[Data records]
= = =

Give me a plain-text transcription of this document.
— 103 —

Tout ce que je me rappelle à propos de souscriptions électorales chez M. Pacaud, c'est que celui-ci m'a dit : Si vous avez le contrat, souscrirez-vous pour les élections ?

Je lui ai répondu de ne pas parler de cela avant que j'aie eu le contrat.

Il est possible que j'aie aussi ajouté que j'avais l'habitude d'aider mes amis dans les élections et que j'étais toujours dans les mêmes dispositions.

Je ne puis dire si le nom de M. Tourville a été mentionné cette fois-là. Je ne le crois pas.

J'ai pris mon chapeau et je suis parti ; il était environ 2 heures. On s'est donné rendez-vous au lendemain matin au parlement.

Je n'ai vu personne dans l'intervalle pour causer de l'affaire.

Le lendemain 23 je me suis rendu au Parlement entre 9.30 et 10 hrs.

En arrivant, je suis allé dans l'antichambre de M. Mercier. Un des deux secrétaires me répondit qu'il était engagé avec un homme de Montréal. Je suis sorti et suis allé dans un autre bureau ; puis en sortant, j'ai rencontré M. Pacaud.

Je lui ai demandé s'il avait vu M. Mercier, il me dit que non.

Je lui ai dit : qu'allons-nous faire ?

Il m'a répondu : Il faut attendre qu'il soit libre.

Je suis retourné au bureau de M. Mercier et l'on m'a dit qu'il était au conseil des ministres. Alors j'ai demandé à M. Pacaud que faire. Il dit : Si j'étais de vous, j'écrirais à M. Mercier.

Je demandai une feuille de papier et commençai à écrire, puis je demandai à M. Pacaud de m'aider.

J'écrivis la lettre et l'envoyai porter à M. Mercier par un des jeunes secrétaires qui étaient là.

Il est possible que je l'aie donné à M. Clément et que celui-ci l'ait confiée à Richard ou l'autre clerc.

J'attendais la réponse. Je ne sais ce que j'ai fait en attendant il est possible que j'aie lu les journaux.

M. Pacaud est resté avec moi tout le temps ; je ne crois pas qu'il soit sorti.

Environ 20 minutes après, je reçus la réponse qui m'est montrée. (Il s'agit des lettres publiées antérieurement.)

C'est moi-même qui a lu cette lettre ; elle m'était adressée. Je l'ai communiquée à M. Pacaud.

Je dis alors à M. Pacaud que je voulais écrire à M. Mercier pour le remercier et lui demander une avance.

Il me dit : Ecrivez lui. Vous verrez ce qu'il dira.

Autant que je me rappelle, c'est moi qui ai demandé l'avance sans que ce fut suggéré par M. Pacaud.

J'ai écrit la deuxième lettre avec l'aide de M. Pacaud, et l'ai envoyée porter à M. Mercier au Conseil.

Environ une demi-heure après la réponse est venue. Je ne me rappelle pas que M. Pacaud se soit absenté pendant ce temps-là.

= = =

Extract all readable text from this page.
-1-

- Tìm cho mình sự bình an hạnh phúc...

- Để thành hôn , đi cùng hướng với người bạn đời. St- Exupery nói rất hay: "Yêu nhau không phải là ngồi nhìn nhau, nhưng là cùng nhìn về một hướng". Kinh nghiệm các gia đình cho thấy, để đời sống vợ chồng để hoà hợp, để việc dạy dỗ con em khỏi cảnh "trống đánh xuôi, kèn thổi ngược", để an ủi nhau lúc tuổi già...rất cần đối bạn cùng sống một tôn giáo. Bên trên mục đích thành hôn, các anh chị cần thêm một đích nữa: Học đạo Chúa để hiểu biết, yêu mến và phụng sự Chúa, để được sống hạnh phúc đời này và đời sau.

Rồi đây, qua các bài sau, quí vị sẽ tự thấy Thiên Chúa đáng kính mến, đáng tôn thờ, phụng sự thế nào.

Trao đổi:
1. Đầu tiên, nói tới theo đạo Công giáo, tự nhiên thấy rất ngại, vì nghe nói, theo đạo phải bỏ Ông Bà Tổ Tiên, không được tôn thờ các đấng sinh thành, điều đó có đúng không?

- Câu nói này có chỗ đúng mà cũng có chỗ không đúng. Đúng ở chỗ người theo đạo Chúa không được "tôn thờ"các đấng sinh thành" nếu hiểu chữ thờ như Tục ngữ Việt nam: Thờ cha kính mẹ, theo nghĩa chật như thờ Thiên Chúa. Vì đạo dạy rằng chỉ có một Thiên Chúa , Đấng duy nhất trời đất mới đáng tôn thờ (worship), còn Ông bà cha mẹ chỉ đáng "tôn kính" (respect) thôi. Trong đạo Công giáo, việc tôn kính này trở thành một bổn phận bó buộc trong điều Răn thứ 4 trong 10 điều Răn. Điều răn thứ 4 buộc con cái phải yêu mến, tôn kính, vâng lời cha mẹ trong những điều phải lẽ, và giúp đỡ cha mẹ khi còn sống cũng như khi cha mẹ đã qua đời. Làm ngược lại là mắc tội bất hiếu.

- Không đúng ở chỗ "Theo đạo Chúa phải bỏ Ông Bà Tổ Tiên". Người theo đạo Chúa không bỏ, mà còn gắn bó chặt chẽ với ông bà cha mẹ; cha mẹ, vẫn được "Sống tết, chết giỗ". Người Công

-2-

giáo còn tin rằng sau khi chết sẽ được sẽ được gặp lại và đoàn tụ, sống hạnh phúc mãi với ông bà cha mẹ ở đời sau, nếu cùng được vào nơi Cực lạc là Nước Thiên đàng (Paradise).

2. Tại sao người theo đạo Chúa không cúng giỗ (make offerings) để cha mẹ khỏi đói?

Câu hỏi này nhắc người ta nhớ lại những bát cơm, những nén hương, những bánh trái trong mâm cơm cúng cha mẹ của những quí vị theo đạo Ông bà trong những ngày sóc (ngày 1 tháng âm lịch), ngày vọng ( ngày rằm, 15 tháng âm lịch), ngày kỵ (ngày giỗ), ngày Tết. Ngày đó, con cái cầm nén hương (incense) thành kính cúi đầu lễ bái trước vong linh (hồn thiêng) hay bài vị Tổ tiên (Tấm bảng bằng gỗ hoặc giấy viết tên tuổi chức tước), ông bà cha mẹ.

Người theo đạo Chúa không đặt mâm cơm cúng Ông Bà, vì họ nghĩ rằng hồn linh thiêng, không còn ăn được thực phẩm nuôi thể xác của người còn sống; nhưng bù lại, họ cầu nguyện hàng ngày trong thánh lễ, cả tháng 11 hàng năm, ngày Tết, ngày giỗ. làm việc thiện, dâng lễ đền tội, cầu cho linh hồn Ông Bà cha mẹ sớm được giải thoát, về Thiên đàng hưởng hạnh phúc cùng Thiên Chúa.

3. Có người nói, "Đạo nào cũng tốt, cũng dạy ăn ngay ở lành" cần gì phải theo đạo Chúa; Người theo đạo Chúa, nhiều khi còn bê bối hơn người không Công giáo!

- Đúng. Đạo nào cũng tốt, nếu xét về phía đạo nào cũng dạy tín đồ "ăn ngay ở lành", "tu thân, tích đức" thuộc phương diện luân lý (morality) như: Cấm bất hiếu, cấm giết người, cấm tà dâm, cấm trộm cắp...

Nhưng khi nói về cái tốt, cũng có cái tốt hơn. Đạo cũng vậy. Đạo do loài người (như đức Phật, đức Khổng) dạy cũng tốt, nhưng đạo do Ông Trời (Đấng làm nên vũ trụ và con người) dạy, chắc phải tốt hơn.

= = =

What you have to do: Go through the listing above and locate each line that holds the word "giáo". Copy those lines.

Reply:
- Để thành hôn , đi cùng hướng với người bạn đời. St- Exupery nói rất hay: "Yêu nhau không phải là ngồi nhìn nhau, nhưng là cùng nhìn về một hướng". Kinh nghiệm các gia đình cho thấy, để đời sống vợ chồng để hoà hợp, để việc dạy dỗ con em khỏi cảnh "trống đánh xuôi, kèn thổi ngược", để an ủi nhau lúc tuổi già...rất cần đối bạn cùng sống một tôn giáo. Bên trên mục đích thành hôn, các anh chị cần thêm một đích nữa: Học đạo Chúa để hiểu biết, yêu mến và phụng sự Chúa, để được sống hạnh phúc đời này và đời sau.
1. Đầu tiên, nói tới theo đạo Công giáo, tự nhiên thấy rất ngại, vì nghe nói, theo đạo phải bỏ Ông Bà Tổ Tiên, không được tôn thờ các đấng sinh thành, điều đó có đúng không?
- Câu nói này có chỗ đúng mà cũng có chỗ không đúng. Đúng ở chỗ người theo đạo Chúa không được "tôn thờ"các đấng sinh thành" nếu hiểu chữ thờ như Tục ngữ Việt nam: Thờ cha kính mẹ, theo nghĩa chật như thờ Thiên Chúa. Vì đạo dạy rằng chỉ có một Thiên Chúa , Đấng duy nhất trời đất mới đáng tôn thờ (worship), còn Ông bà cha mẹ chỉ đáng "tôn kính" (respect) thôi. Trong đạo Công giáo, việc tôn kính này trở thành một bổn phận bó buộc trong điều Răn thứ 4 trong 10 điều Răn. Điều răn thứ 4 buộc con cái phải yêu mến, tôn kính, vâng lời cha mẹ trong những điều phải lẽ, và giúp đỡ cha mẹ khi còn sống cũng như khi cha mẹ đã qua đời. Làm ngược lại là mắc tội bất hiếu.
giáo còn tin rằng sau khi chết sẽ được sẽ được gặp lại và đoàn tụ, sống hạnh phúc mãi với ông bà cha mẹ ở đời sau, nếu cùng được vào nơi Cực lạc là Nước Thiên đàng (Paradise).
3. Có người nói, "Đạo nào cũng tốt, cũng dạy ăn ngay ở lành" cần gì phải theo đạo Chúa; Người theo đạo Chúa, nhiều khi còn bê bối hơn người không Công giáo!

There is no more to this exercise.